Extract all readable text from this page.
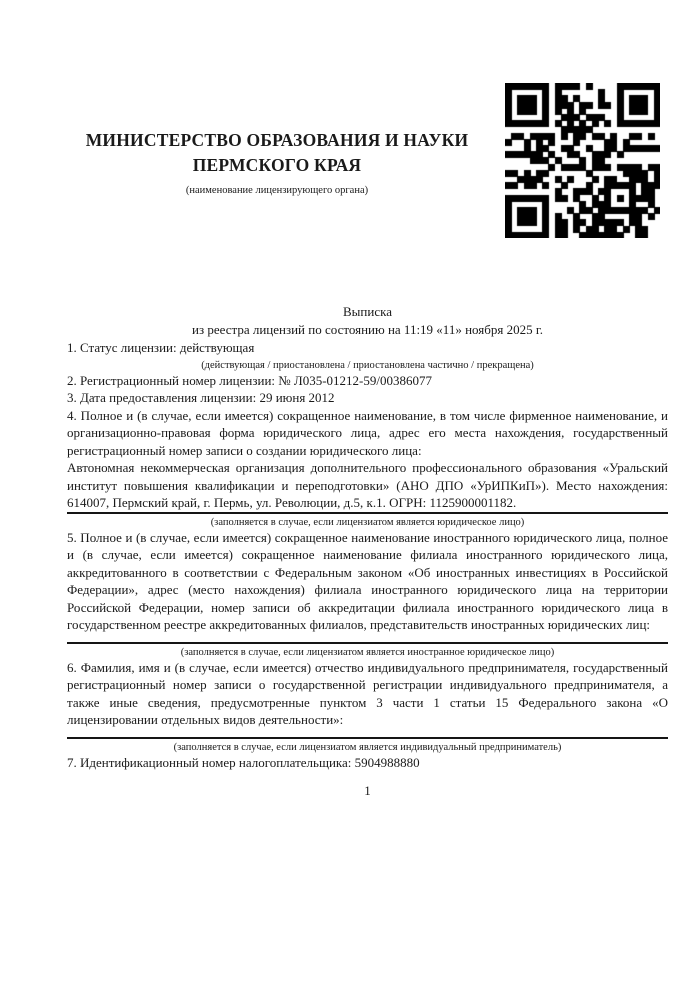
МИНИСТЕРСТВО ОБРАЗОВАНИЯ И НАУКИ
ПЕРМСКОГО КРАЯ
(наименование лицензирующего органа)

Выписка

из реестра лицензий по состоянию на 11:19 «11» ноября 2025 г.

1. Статус лицензии: действующая

(действующая / приостановлена / приостановлена частично / прекращена)

2. Регистрационный номер лицензии: № Л035-01212-59/00386077

3. Дата предоставления лицензии: 29 июня 2012

4. Полное и (в случае, если имеется) сокращенное наименование, в том числе фирменное наименование, и организационно-правовая форма юридического лица, адрес его места нахождения, государственный регистрационный номер записи о создании юридического лица:

Автономная некоммерческая организация дополнительного профессионального образования «Уральский институт повышения квалификации и переподготовки» (АНО ДПО «УрИПКиП»). Место нахождения: 614007, Пермский край, г. Пермь, ул. Революции, д.5, к.1. ОГРН: 1125900001182.

(заполняется в случае, если лицензиатом является юридическое лицо)

5. Полное и (в случае, если имеется) сокращенное наименование иностранного юридического лица, полное и (в случае, если имеется) сокращенное наименование филиала иностранного юридического лица, аккредитованного в соответствии с Федеральным законом «Об иностранных инвестициях в Российской Федерации», адрес (место нахождения) филиала иностранного юридического лица на территории Российской Федерации, номер записи об аккредитации филиала иностранного юридического лица в государственном реестре аккредитованных филиалов, представительств иностранных юридических лиц:

(заполняется в случае, если лицензиатом является иностранное юридическое лицо)

6. Фамилия, имя и (в случае, если имеется) отчество индивидуального предпринимателя, государственный регистрационный номер записи о государственной регистрации индивидуального предпринимателя, а также иные сведения, предусмотренные пунктом 3 части 1 статьи 15 Федерального закона «О лицензировании отдельных видов деятельности»:

(заполняется в случае, если лицензиатом является индивидуальный предприниматель)

7. Идентификационный номер налогоплательщика: 5904988880

1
----
**DIRECTION:**
Copy out each line of the material that holds the word "действующая".

**EXERCISE ANSWER:**
1. Статус лицензии: действующая
(действующая / приостановлена / приостановлена частично / прекращена)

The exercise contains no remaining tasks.